===== Supplied information =====
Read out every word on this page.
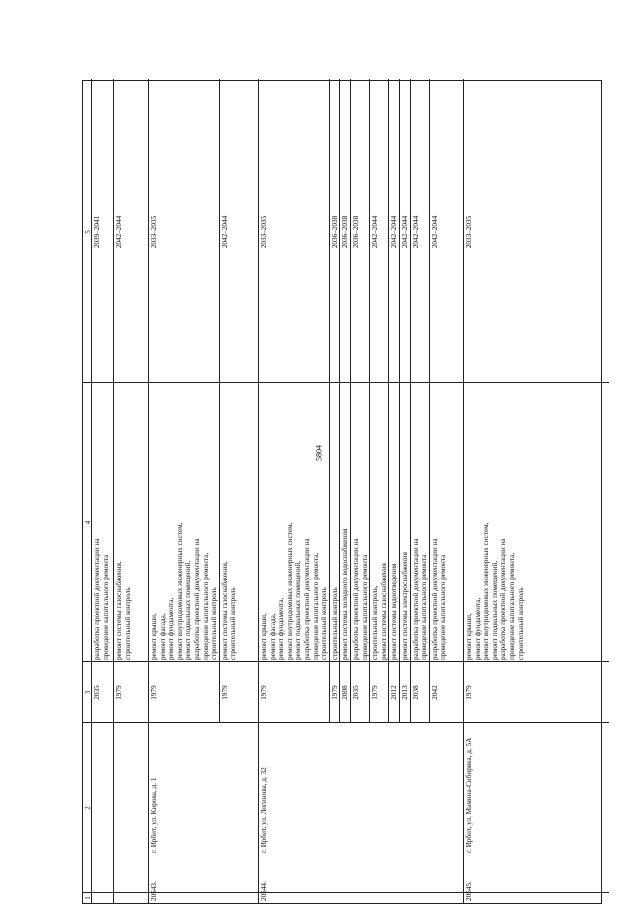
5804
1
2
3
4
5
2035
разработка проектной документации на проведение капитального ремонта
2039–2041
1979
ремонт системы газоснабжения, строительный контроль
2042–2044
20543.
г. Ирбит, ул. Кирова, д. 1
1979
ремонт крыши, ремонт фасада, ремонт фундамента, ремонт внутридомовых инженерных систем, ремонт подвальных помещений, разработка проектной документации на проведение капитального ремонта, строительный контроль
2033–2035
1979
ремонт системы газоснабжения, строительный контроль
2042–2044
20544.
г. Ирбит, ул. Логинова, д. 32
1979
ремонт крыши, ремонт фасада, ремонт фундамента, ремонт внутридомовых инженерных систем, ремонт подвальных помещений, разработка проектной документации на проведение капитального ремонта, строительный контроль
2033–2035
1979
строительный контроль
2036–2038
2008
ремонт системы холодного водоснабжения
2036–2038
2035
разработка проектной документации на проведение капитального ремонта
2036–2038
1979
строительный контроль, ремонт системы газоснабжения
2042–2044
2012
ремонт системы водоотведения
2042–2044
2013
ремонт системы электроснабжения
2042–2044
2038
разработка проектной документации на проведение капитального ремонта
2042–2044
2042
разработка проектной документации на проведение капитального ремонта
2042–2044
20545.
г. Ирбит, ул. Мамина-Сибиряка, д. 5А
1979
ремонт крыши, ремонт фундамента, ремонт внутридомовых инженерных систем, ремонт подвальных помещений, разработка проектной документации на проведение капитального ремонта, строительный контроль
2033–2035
=====
Directions — Repeat the records above exactly, leaving out the pictures.

Full response —
Read out every word on this page.
5804
1
2
3
4
5
2035
разработка проектной документации на проведение капитального ремонта
2039–2041
1979
ремонт системы газоснабжения, строительный контроль
2042–2044
20543.
г. Ирбит, ул. Кирова, д. 1
1979
ремонт крыши, ремонт фасада, ремонт фундамента, ремонт внутридомовых инженерных систем, ремонт подвальных помещений, разработка проектной документации на проведение капитального ремонта, строительный контроль
2033–2035
1979
ремонт системы газоснабжения, строительный контроль
2042–2044
20544.
г. Ирбит, ул. Логинова, д. 32
1979
ремонт крыши, ремонт фасада, ремонт фундамента, ремонт внутридомовых инженерных систем, ремонт подвальных помещений, разработка проектной документации на проведение капитального ремонта, строительный контроль
2033–2035
1979
строительный контроль
2036–2038
2008
ремонт системы холодного водоснабжения
2036–2038
2035
разработка проектной документации на проведение капитального ремонта
2036–2038
1979
строительный контроль, ремонт системы газоснабжения
2042–2044
2012
ремонт системы водоотведения
2042–2044
2013
ремонт системы электроснабжения
2042–2044
2038
разработка проектной документации на проведение капитального ремонта
2042–2044
2042
разработка проектной документации на проведение капитального ремонта
2042–2044
20545.
г. Ирбит, ул. Мамина-Сибиряка, д. 5А
1979
ремонт крыши, ремонт фундамента, ремонт внутридомовых инженерных систем, ремонт подвальных помещений, разработка проектной документации на проведение капитального ремонта, строительный контроль
2033–2035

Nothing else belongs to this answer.